Extract all lines in the data that contain the word "document".
-- START Data to use --
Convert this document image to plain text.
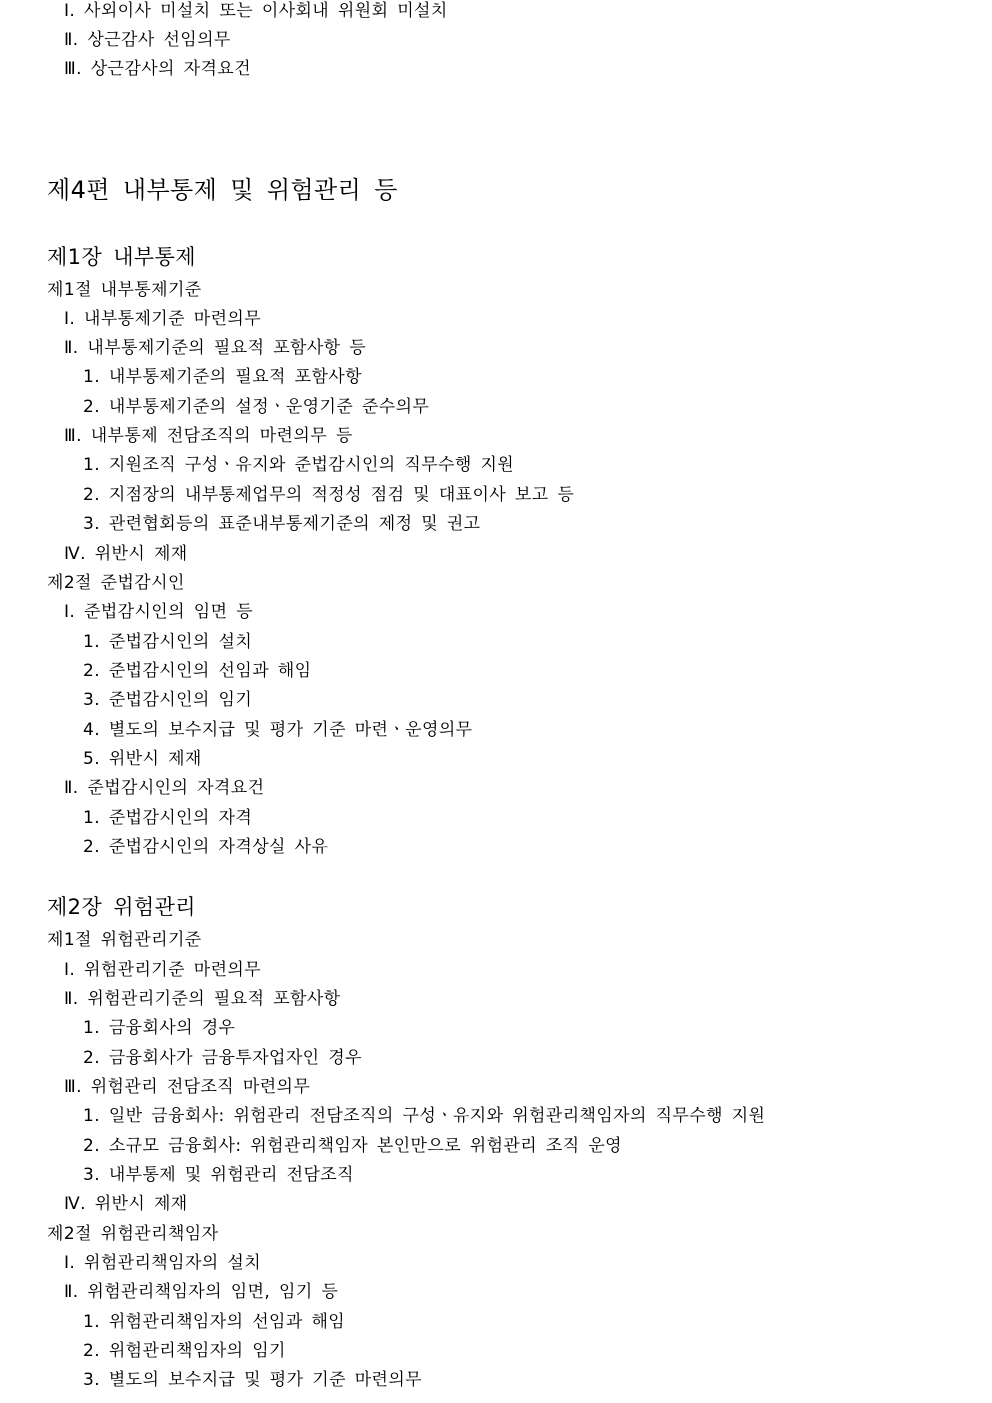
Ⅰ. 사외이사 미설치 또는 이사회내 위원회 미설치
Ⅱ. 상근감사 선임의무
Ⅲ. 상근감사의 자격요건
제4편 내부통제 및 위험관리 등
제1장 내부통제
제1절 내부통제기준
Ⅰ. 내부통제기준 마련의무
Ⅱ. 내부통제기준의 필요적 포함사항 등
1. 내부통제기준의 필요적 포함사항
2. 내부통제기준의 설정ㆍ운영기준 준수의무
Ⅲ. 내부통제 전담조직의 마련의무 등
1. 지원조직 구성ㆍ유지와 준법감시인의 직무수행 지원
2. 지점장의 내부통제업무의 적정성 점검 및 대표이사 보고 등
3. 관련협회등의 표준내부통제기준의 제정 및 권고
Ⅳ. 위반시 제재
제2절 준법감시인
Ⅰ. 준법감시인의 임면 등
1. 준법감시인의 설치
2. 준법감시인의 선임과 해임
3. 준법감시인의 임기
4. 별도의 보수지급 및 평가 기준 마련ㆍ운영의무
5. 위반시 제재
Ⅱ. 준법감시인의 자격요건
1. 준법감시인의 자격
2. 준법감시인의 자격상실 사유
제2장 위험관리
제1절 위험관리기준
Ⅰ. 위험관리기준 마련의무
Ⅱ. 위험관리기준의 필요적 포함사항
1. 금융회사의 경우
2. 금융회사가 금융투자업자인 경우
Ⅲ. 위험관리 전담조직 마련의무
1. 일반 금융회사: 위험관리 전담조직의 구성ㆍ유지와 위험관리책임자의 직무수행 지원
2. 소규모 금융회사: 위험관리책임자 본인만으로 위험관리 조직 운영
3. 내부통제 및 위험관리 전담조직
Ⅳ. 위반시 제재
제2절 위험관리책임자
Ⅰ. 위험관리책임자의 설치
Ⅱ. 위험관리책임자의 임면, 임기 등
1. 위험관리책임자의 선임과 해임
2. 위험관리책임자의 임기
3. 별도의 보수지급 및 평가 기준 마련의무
-- END Data to use --
-- START Data to use --
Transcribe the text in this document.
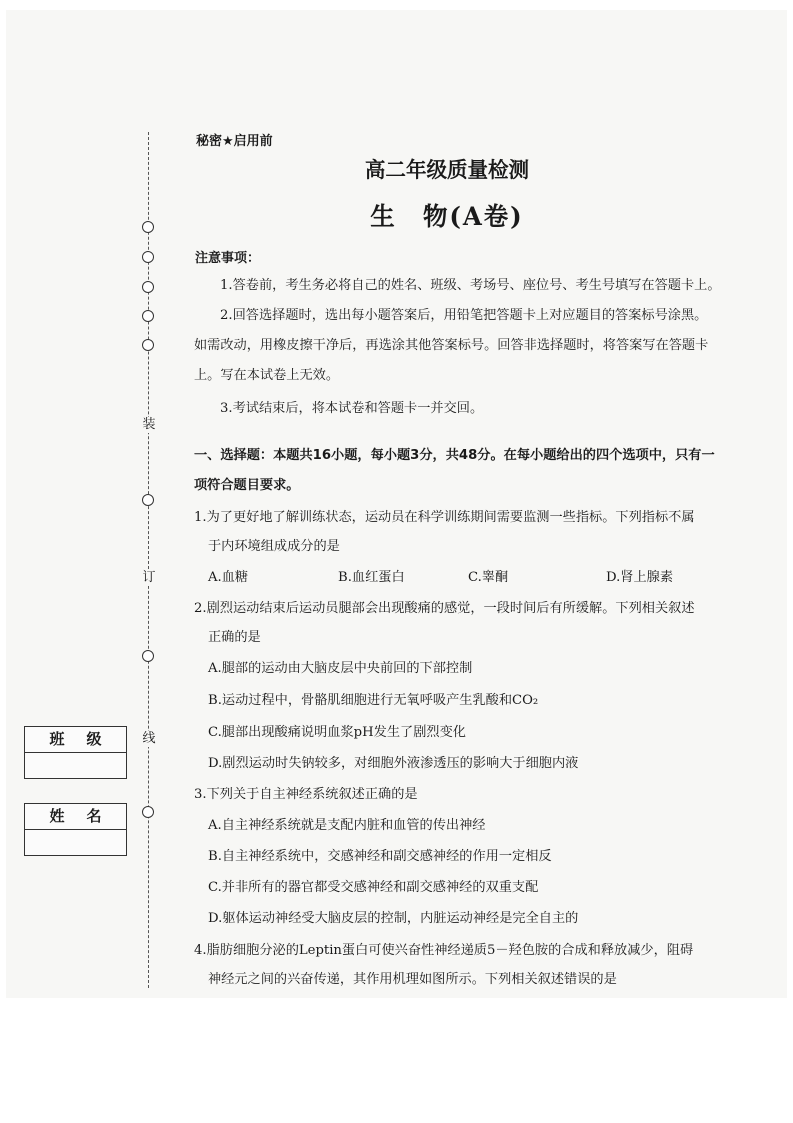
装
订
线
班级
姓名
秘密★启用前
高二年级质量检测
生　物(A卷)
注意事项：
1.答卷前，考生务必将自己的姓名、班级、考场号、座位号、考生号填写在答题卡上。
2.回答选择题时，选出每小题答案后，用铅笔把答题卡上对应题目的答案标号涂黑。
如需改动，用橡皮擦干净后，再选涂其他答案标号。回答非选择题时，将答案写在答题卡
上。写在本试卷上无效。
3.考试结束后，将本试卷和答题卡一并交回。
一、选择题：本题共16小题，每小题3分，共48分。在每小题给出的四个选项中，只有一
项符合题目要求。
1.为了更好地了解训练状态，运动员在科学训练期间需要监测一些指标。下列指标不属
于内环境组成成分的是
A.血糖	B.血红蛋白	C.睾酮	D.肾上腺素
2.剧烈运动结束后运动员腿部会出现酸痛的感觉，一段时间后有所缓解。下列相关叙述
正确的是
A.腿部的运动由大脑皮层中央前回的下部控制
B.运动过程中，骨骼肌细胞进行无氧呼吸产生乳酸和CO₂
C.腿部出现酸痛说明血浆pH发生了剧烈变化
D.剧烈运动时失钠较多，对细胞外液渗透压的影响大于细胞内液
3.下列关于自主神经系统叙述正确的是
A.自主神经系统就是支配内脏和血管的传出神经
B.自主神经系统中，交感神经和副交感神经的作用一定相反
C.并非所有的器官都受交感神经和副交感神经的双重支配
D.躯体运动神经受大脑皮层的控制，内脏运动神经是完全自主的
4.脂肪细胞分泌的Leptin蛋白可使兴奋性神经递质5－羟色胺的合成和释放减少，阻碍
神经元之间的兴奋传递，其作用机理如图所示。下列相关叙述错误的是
-- END Data to use --
-- START Data to use --
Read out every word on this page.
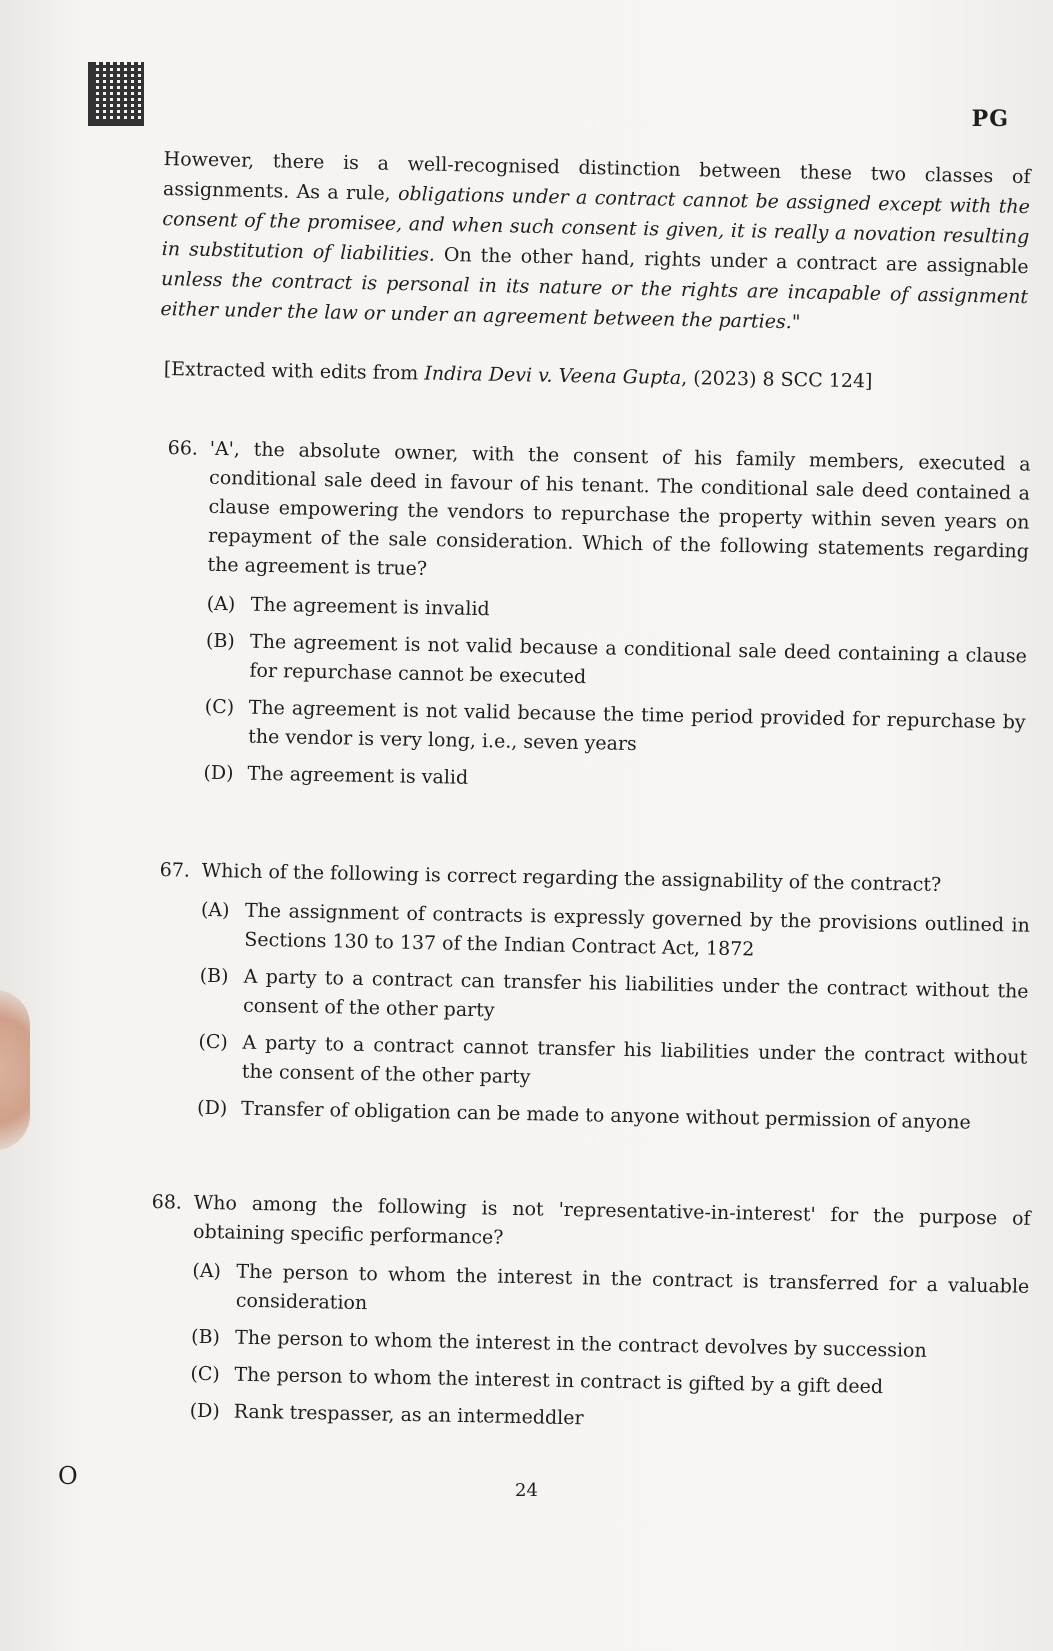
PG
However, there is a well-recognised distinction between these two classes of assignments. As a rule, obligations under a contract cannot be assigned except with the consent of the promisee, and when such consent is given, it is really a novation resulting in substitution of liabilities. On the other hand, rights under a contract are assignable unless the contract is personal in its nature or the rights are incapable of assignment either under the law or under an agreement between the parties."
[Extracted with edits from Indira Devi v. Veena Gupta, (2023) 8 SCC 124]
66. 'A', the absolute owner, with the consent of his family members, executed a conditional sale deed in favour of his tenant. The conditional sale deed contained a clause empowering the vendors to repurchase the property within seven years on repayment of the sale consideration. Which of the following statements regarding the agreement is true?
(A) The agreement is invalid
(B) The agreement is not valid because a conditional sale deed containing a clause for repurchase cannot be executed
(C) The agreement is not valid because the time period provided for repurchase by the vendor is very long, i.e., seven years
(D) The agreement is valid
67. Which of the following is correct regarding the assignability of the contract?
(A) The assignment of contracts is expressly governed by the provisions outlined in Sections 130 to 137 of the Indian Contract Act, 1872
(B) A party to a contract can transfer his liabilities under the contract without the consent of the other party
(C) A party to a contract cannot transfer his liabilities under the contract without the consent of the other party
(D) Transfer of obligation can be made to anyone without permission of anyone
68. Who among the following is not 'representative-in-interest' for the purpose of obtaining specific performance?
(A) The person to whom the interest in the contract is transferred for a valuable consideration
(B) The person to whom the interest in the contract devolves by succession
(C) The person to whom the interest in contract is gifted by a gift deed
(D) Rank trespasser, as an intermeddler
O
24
-- END Data to use --
Output of the exercise
Convert this document image to plain text.
Transcribe the text in this document.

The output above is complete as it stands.